TEXTO APRESENTADO
════════════════════

A PNAD COVID-19 tinha por objetivo estimar o número de pessoas com sintomas referidos associados à síndrome gripal e monitorar os impactos da pandemia no mercado de trabalho brasileiro. A coleta teve início em 4 de maio de 2020, com entrevistas realizadas por telefone em, aproximadamente, 48 mil domicílios por semana, totalizando cerca de 193 mil domicílios por mês, em todo o Brasil. Para os entrevistados que apresentaram algum sintoma, perguntou-se quais as providências tomadas, se buscaram por atendimento médico e qual o tipo de estabelecimento de saúde procurado, com a reportagem selecionando as pessoas internadas por mais de um dia, por se tratarem de estágios mais graves da COVID-19. Em novembro, a taxa de desemprego chegou a 14,2%, a maior da série histórica da pesquisa, correspondendo a 14 milhões de pessoas sem trabalho.
Essenciais, expostos e adoecidos
Os trabalhadores essenciais na linha de frente do combate à COVID-19 também sofrem pela alta exposição ao contágio pelo novo coronavírus. Segundo os sindicatos da categoria, de março de 2020 a abril deste ano, em média 23 bombeiros e policiais militares têm sido infectados diariamente em Minas Gerais. Foram 1.067 bombeiros militares e 7.822 PMs que testaram positivo para o vírus, um total de 14.789 militares infectados e que necessitaram de isolamento ou tratamento médico mais complexo. Desses, 160 policiais e 11 bombeiros perderam as vidas na luta contra a COVID-19, de acordo com as entidades de classe.
Em Belo Horizonte, já chega a 10% o quantitativo dos funcionários públicos que se afastaram por transtornos mentais e sobrecarga durante o enfrentamento da pandemia, somando 1.177 profissionais da Secretaria Municipal de Saúde (SMSA). Os profissionais que precisaram ser afastados por transtornos mentais podem aderir a um projeto de acolhimento profissional com acompanhamento virtual com funcionários da linha de frente. A Universidade Federal de Minas Gerais (UFMG) também oferta desde abril um acompanhamento aos profissionais da linha de frente com psicólogos, psiquiatras e assistência social com mais de 400 atendimentos já registrados.
Vacinados
Segundo a SMSA, até a última quarta-feira receberam a primeira dose das vacinas contra a COVID-19 6.594 profissionais e moradores de Instituições de Longa Permanência, residências inclusivas e Serviços de Residência Terapêuticas, mas apenas 12 tiveram o reforço aplicado. Entre os trabalhadores da saúde foram 87.226 vacinados com a primeira aplicação e 67.902 com a segunda. Até o momento 2.386 funcionários públicos da linha de frente testaram positivo para o vírus, a maioria 1.106 (46,3%) advindos dos postos de saúde da capital mineira.

════════════════════

TRECHOS DOS REGISTROS
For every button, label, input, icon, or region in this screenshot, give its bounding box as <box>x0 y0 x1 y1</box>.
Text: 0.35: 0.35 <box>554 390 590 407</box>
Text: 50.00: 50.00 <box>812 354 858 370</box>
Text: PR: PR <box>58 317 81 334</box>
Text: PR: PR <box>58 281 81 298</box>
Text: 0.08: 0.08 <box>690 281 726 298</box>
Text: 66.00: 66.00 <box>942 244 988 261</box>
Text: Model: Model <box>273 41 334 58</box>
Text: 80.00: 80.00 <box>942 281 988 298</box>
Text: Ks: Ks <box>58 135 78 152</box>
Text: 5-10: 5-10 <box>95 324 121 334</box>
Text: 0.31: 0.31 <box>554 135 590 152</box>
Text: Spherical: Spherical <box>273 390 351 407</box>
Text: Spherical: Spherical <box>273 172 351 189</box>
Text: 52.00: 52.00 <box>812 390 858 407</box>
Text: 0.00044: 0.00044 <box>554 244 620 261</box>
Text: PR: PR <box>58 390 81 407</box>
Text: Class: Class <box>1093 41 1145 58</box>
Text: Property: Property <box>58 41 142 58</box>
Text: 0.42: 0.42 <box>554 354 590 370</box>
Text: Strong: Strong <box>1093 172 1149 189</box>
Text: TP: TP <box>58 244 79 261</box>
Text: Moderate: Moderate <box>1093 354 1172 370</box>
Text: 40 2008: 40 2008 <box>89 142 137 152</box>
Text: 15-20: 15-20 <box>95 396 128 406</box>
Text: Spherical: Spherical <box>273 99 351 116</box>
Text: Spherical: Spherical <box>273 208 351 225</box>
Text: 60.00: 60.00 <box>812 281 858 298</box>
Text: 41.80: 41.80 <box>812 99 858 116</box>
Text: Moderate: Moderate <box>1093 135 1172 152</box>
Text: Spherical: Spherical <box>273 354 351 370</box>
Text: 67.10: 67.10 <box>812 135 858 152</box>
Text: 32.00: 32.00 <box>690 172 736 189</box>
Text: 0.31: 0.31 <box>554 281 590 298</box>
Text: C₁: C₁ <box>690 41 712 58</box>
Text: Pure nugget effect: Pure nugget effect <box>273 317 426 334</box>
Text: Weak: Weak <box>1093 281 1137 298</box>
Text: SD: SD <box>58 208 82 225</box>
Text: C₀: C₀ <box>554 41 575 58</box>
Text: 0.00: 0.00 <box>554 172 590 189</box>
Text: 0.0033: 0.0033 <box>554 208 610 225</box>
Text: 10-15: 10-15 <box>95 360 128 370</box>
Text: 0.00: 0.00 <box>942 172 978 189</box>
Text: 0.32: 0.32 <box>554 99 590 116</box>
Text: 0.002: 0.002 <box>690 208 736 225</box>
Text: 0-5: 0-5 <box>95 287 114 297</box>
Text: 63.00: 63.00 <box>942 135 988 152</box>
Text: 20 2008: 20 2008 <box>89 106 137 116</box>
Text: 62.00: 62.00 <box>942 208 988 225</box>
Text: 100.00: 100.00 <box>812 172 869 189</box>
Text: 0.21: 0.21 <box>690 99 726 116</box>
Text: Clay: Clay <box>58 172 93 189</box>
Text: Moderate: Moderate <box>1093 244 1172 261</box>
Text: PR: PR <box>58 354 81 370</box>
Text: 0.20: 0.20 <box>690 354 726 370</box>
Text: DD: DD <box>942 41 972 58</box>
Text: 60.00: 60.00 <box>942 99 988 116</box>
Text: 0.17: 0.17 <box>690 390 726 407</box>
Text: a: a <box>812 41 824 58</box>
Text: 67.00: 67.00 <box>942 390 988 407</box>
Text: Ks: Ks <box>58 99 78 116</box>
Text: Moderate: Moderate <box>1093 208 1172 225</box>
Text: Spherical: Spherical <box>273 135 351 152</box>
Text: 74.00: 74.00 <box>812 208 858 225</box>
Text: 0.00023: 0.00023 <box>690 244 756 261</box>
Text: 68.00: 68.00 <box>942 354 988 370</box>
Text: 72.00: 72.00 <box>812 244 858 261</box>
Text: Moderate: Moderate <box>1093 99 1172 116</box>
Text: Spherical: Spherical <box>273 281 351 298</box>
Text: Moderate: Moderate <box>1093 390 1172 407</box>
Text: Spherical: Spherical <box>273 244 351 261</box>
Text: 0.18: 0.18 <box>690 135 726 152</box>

════════════════════

TAREFA PROPOSTA
Responda às perguntas abaixo com base no texto apresentado:
1. Em que data teve início a coleta da PNAD COVID-19?
2. Quantos profissionais da Secretaria Municipal de Saúde de Belo Horizonte se afastaram por transtornos mentais e sobrecarga?
3. Quantos trabalhadores da saúde receberam a segunda dose da vacina contra a COVID-19?

RESPOSTA DO EXERCÍCIO
1. Em 4 de maio de 2020.
2. 1.177 profissionais.
3. 67.902 trabalhadores da saúde.